TASK TO COMPLETE: Can you repeat the material below line for line, leaving out the pictures?

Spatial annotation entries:
--

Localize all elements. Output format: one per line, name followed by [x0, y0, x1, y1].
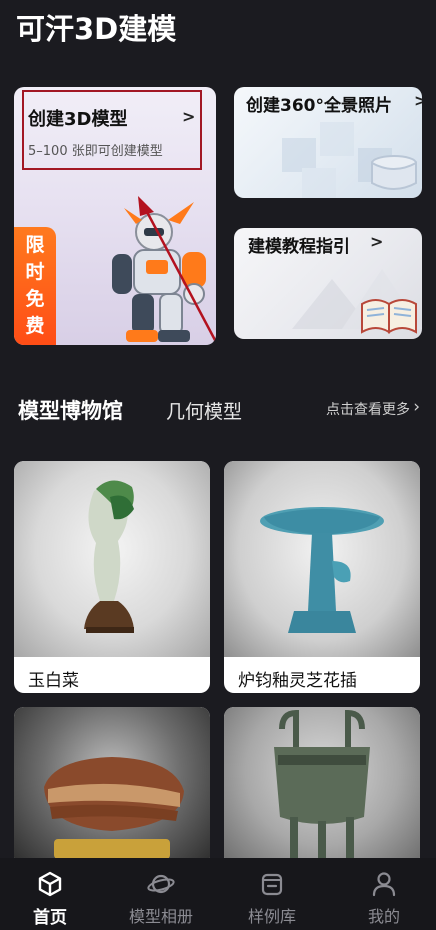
- model-thumbnail: [14, 707, 210, 867]
- nav-item-home[interactable]: 首页: [0, 858, 100, 930]
- app-screen: 可汗3D建模 创建3D模型 > 5–100 张即可创建模型 限 时 免 费 创建…: [0, 0, 436, 930]
- nav-item-profile[interactable]: 我的: [334, 858, 434, 930]
- create-3d-subtitle: 5–100 张即可创建模型: [28, 144, 163, 159]
- nav-label: 我的: [367, 907, 400, 926]
- annotation-arrow: [138, 196, 216, 345]
- app-title: 可汗3D建模: [16, 12, 177, 46]
- modeling-tutorial-card[interactable]: 建模教程指引 >: [234, 228, 422, 339]
- model-card-glazed-vase[interactable]: 炉钧釉灵芝花插: [224, 461, 420, 693]
- nav-label: 样例库: [247, 907, 296, 926]
- nav-item-album[interactable]: 模型相册: [111, 858, 211, 930]
- cube-icon: [38, 871, 62, 897]
- tab-geometric-models[interactable]: 几何模型: [166, 397, 242, 424]
- chevron-right-icon: >: [182, 107, 196, 126]
- nav-label: 模型相册: [128, 907, 193, 926]
- nav-item-samples[interactable]: 样例库: [222, 858, 322, 930]
- model-caption: 玉白菜: [28, 671, 79, 691]
- chevron-right-icon: >: [414, 91, 422, 110]
- model-thumbnail: [224, 461, 420, 657]
- view-more-link[interactable]: 点击查看更多: [326, 399, 410, 419]
- tutorial-title: 建模教程指引: [248, 237, 350, 257]
- user-icon: [372, 872, 396, 897]
- museum-section-title: 模型博物馆: [18, 399, 123, 423]
- chevron-right-icon: >: [370, 232, 384, 251]
- model-thumbnail: [14, 461, 210, 657]
- planet-icon: [147, 874, 175, 894]
- limited-free-badge: 限 时 免 费: [14, 227, 56, 345]
- create-3d-title: 创建3D模型: [28, 109, 128, 130]
- create-panorama-card[interactable]: 创建360°全景照片 >: [234, 87, 422, 198]
- box-icon: [261, 873, 283, 896]
- create-3d-model-card[interactable]: 创建3D模型 > 5–100 张即可创建模型 限 时 免 费: [14, 87, 216, 345]
- panorama-icon: [371, 155, 417, 190]
- book-icon: [361, 299, 417, 334]
- bottom-nav: 首页 模型相册 样例库 我的: [0, 858, 436, 930]
- model-caption: 炉钧釉灵芝花插: [238, 671, 357, 691]
- model-card-meat-stone[interactable]: [14, 707, 210, 867]
- chevron-right-icon[interactable]: ›: [413, 397, 420, 417]
- panorama-title: 创建360°全景照片: [246, 96, 392, 116]
- nav-label: 首页: [33, 908, 67, 928]
- model-card-bronze-ding[interactable]: [224, 707, 420, 867]
- model-thumbnail: [224, 707, 420, 867]
- model-card-jade-cabbage[interactable]: 玉白菜: [14, 461, 210, 693]
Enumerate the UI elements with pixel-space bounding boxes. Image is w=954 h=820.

--

THE ANSWER:
Localize all elements. Output format: one per line, name followed by [x0, y0, x1, y1].
- model-thumbnail: [14, 707, 210, 867]
- nav-item-home[interactable]: 首页: [0, 858, 100, 930]
- app-screen: 可汗3D建模 创建3D模型 > 5–100 张即可创建模型 限 时 免 费 创建…: [0, 0, 436, 930]
- nav-item-profile[interactable]: 我的: [334, 858, 434, 930]
- create-3d-subtitle: 5–100 张即可创建模型: [28, 144, 163, 159]
- nav-label: 我的: [367, 907, 400, 926]
- annotation-arrow: [138, 196, 216, 345]
- app-title: 可汗3D建模: [16, 12, 177, 46]
- modeling-tutorial-card[interactable]: 建模教程指引 >: [234, 228, 422, 339]
- model-card-glazed-vase[interactable]: 炉钧釉灵芝花插: [224, 461, 420, 693]
- nav-label: 样例库: [247, 907, 296, 926]
- nav-item-album[interactable]: 模型相册: [111, 858, 211, 930]
- cube-icon: [38, 871, 62, 897]
- tab-geometric-models[interactable]: 几何模型: [166, 397, 242, 424]
- chevron-right-icon: >: [182, 107, 196, 126]
- nav-label: 模型相册: [128, 907, 193, 926]
- nav-item-samples[interactable]: 样例库: [222, 858, 322, 930]
- model-caption: 玉白菜: [28, 671, 79, 691]
- chevron-right-icon: >: [414, 91, 422, 110]
- model-thumbnail: [224, 461, 420, 657]
- view-more-link[interactable]: 点击查看更多: [326, 399, 410, 419]
- tutorial-title: 建模教程指引: [248, 237, 350, 257]
- user-icon: [372, 872, 396, 897]
- museum-section-title: 模型博物馆: [18, 399, 123, 423]
- chevron-right-icon: >: [370, 232, 384, 251]
- model-thumbnail: [14, 461, 210, 657]
- planet-icon: [147, 874, 175, 894]
- limited-free-badge: 限 时 免 费: [14, 227, 56, 345]
- create-3d-title: 创建3D模型: [28, 109, 128, 130]
- create-panorama-card[interactable]: 创建360°全景照片 >: [234, 87, 422, 198]
- box-icon: [261, 873, 283, 896]
- create-3d-model-card[interactable]: 创建3D模型 > 5–100 张即可创建模型 限 时 免 费: [14, 87, 216, 345]
- panorama-icon: [371, 155, 417, 190]
- book-icon: [361, 299, 417, 334]
- bottom-nav: 首页 模型相册 样例库 我的: [0, 858, 436, 930]
- model-caption: 炉钧釉灵芝花插: [238, 671, 357, 691]
- model-card-meat-stone[interactable]: [14, 707, 210, 867]
- chevron-right-icon[interactable]: ›: [413, 397, 420, 417]
- panorama-title: 创建360°全景照片: [246, 96, 392, 116]
- nav-label: 首页: [33, 908, 67, 928]
- model-card-bronze-ding[interactable]: [224, 707, 420, 867]
- model-thumbnail: [224, 707, 420, 867]
- model-card-jade-cabbage[interactable]: 玉白菜: [14, 461, 210, 693]
Enumerate the UI elements with pixel-space bounding boxes. Image is w=954 h=820.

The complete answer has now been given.